Oates expandiu suas jamais
confirmadas ligações com Charles Chaplin Jr. e Edward G. Robinson Jr. e fez delas um ménage à
trois contínuo e significativo.
A mais familiar das lendas a respeito de Monroe a retrata como
uma inocente frágil explorada e,
por fim, esmagada por Hollywood, uma fábula que ignora despudoradamente aquilo que Norman Mailer classificou como "um
completo pedigree de insanidade" do lado materno da atriz.
A mãe, avô e avó de Monroe
morreram em instituições mentais, e um de seus tios se suicidou.
Do lado de seu pai, temos um vácuo. Gladys, a mãe de Monroe, jamais revelou quem fosse. Para
Oates, a loucura de sua mãe e a
ausência de seu pai a encaminharam à miséria e ao desastre, mas
os hábitos predatórios dos homens completaram o trabalho.
A parte mais forte de "Blonde"
descreve a infância e a juventude
de Monroe em Los Angeles,
quando ela era conhecida como
Norma Jeane Baker. Se os casamentos dela com Joe DiMaggio e
Arthur Miller são um tanto perturbadores, quase como se tivessem surgido como idéias de roteiro, quase tanto atos simbólicos
quanto íntimos (Oates se refere a
eles apenas com o "o ex-atleta" e
"o dramaturgo"), o mesmo poderia ser dito, estranhamente, sobre
a sua infância.

### [TAREFA PROPOSTA]
Prolongue o texto acima sobre Monroe e "Blonde", começando logo após a última frase.

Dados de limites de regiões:
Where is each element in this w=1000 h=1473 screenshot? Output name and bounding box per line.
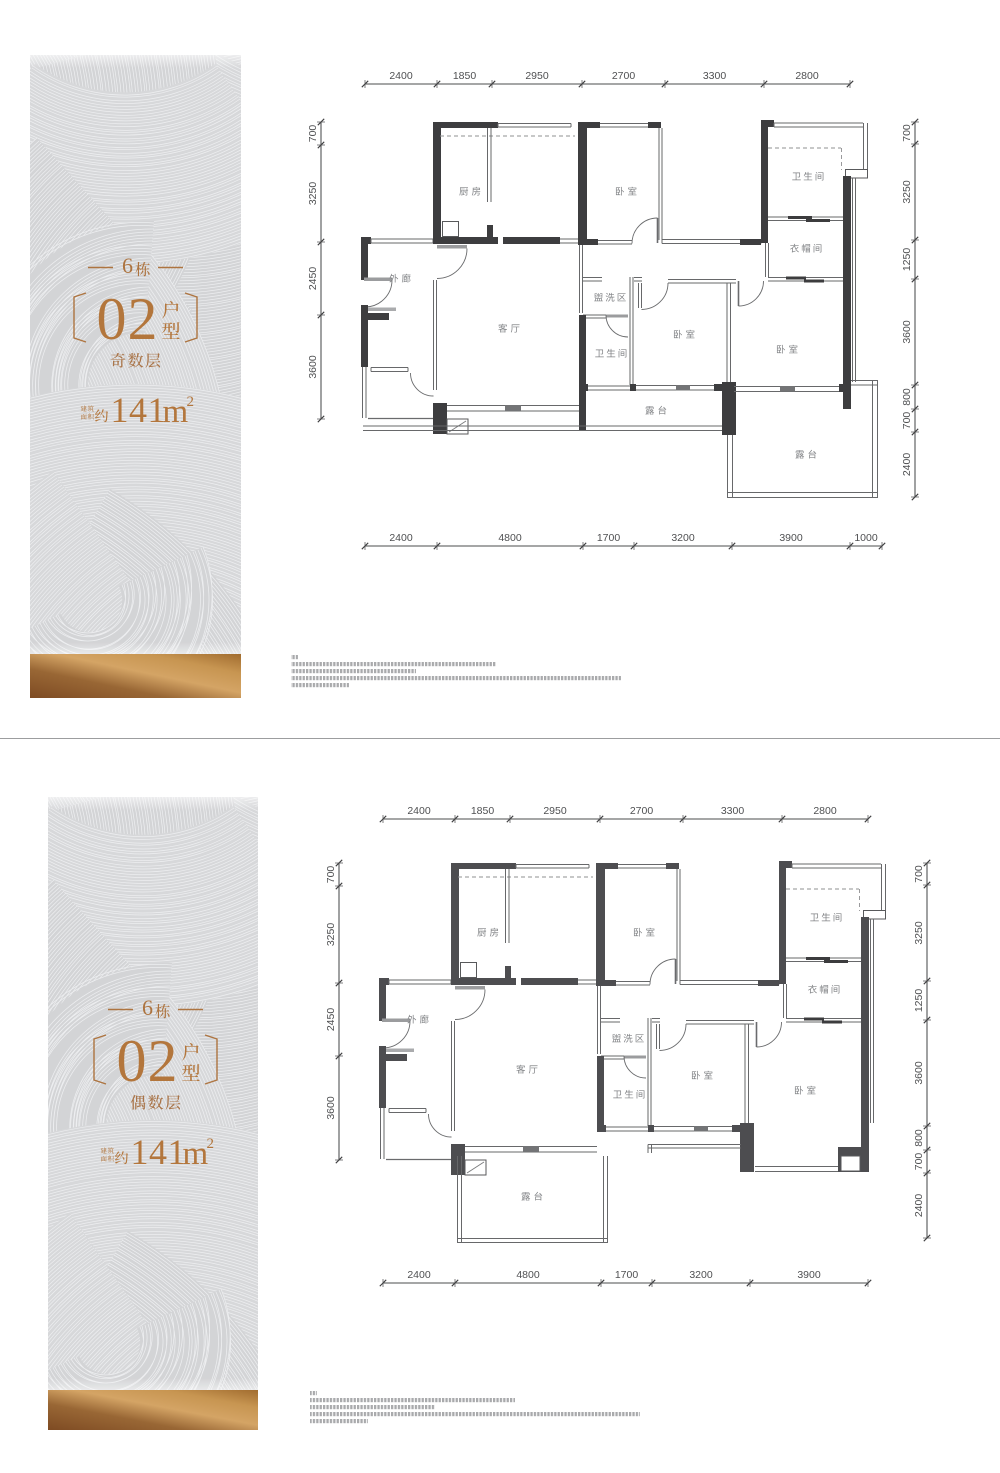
svg-text:1250: 1250: [901, 248, 913, 272]
svg-text:700: 700: [901, 412, 913, 430]
svg-text:3250: 3250: [901, 180, 913, 204]
svg-text:6: 6: [142, 995, 153, 1020]
svg-text:2800: 2800: [795, 70, 819, 82]
svg-text:1700: 1700: [597, 532, 621, 544]
svg-text:141: 141: [131, 1132, 187, 1172]
svg-text:3600: 3600: [913, 1061, 925, 1085]
svg-text:2950: 2950: [525, 70, 549, 82]
svg-text:3200: 3200: [671, 532, 695, 544]
svg-text:2700: 2700: [630, 805, 654, 817]
svg-text:3900: 3900: [797, 1269, 821, 1281]
svg-text:141: 141: [111, 390, 167, 430]
svg-text:3600: 3600: [325, 1096, 337, 1120]
svg-text:3250: 3250: [325, 923, 337, 947]
svg-text:700: 700: [307, 125, 319, 143]
svg-text:m: m: [163, 394, 189, 430]
svg-text:700: 700: [325, 866, 337, 884]
svg-text:3300: 3300: [721, 805, 745, 817]
svg-text:1850: 1850: [453, 70, 477, 82]
svg-text:2: 2: [187, 394, 195, 410]
svg-text:3900: 3900: [779, 532, 803, 544]
svg-text:4800: 4800: [498, 532, 522, 544]
svg-text:02: 02: [97, 286, 159, 352]
svg-text:3250: 3250: [913, 921, 925, 945]
svg-text:3200: 3200: [689, 1269, 713, 1281]
svg-text:2: 2: [207, 1136, 215, 1152]
svg-text:700: 700: [913, 865, 925, 883]
svg-text:02: 02: [117, 1028, 179, 1094]
svg-text:1850: 1850: [471, 805, 495, 817]
svg-text:2800: 2800: [813, 805, 837, 817]
svg-text:3250: 3250: [307, 182, 319, 206]
svg-text:2700: 2700: [612, 70, 636, 82]
svg-text:2450: 2450: [307, 267, 319, 291]
svg-text:800: 800: [913, 1129, 925, 1147]
svg-text:4800: 4800: [516, 1269, 540, 1281]
svg-text:2400: 2400: [389, 532, 413, 544]
svg-text:1250: 1250: [913, 989, 925, 1013]
svg-text:2400: 2400: [407, 1269, 431, 1281]
svg-text:2400: 2400: [407, 805, 431, 817]
svg-text:3600: 3600: [307, 355, 319, 379]
svg-text:2950: 2950: [543, 805, 567, 817]
svg-text:2400: 2400: [901, 453, 913, 477]
svg-text:1000: 1000: [854, 532, 878, 544]
svg-text:3300: 3300: [703, 70, 727, 82]
svg-text:700: 700: [901, 124, 913, 142]
svg-text:3600: 3600: [901, 320, 913, 344]
svg-text:6: 6: [122, 253, 133, 278]
svg-text:700: 700: [913, 1153, 925, 1171]
svg-text:2450: 2450: [325, 1008, 337, 1032]
svg-text:m: m: [183, 1136, 209, 1172]
svg-text:2400: 2400: [389, 70, 413, 82]
svg-text:2400: 2400: [913, 1194, 925, 1218]
svg-text:1700: 1700: [615, 1269, 639, 1281]
svg-text:800: 800: [901, 388, 913, 406]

### [RESPOSTA À TAREFA]
A Gladys de Oates é uma ex-atriz que se tornou reveladora de
filmes para um estúdio cinematográfico (Gladys era, historicamente, uma editora de negativos).
Quando Gladys sofre um colapso
nervoso, Norma Jeane é exilada
para um orfanato e, mais tarde,
para um lar adotivo onde seu corpo em botão perturba o equilíbrio
da família.
Sua mãe adotiva a pressiona a se
casar cedo, e o casamento acaba
quando o marido, incapaz de
atender a todas as suas carências,
se alista na marinha mercante durante a Segunda Guerra Mundial.
Um fotógrafo a "descobre" trabalhando em uma fábrica, e ela começa a trabalhar como modelo de
fotos ousadas, enquanto procura
uma brechinha no cinema.
A descrição que Oates faz de sua
vida nos subúrbios operários de
Hollywood captura a sinistra lassidão que ainda persiste em certas
partes de Los Angeles; é quase como se a vitalidade de todos tivesse
sido sugada para alimentar a máquina de ilusões que funciona ali
ao lado.
Norma Jeane passa grande parte de sua infância em um bangalô
com as janelas fechadas, com
Gladys deitada em uma colcha suja, enlouquecendo gradativamente, ou no carro de sua mãe, sendo
levada a passeios lentos pelas ruas
em que moram os astros, hipnotizada pelas histórias de Gladys sobre o homem misterioso e poderoso que a gerou e que um dia irá
recuperá-las ambas.
No começo de seu casamento,
ela se perde nos "prazeres rítmicos, repetitivos, hipnóticos do trabalho doméstico" em um apartamento sonolento em Mission Hill.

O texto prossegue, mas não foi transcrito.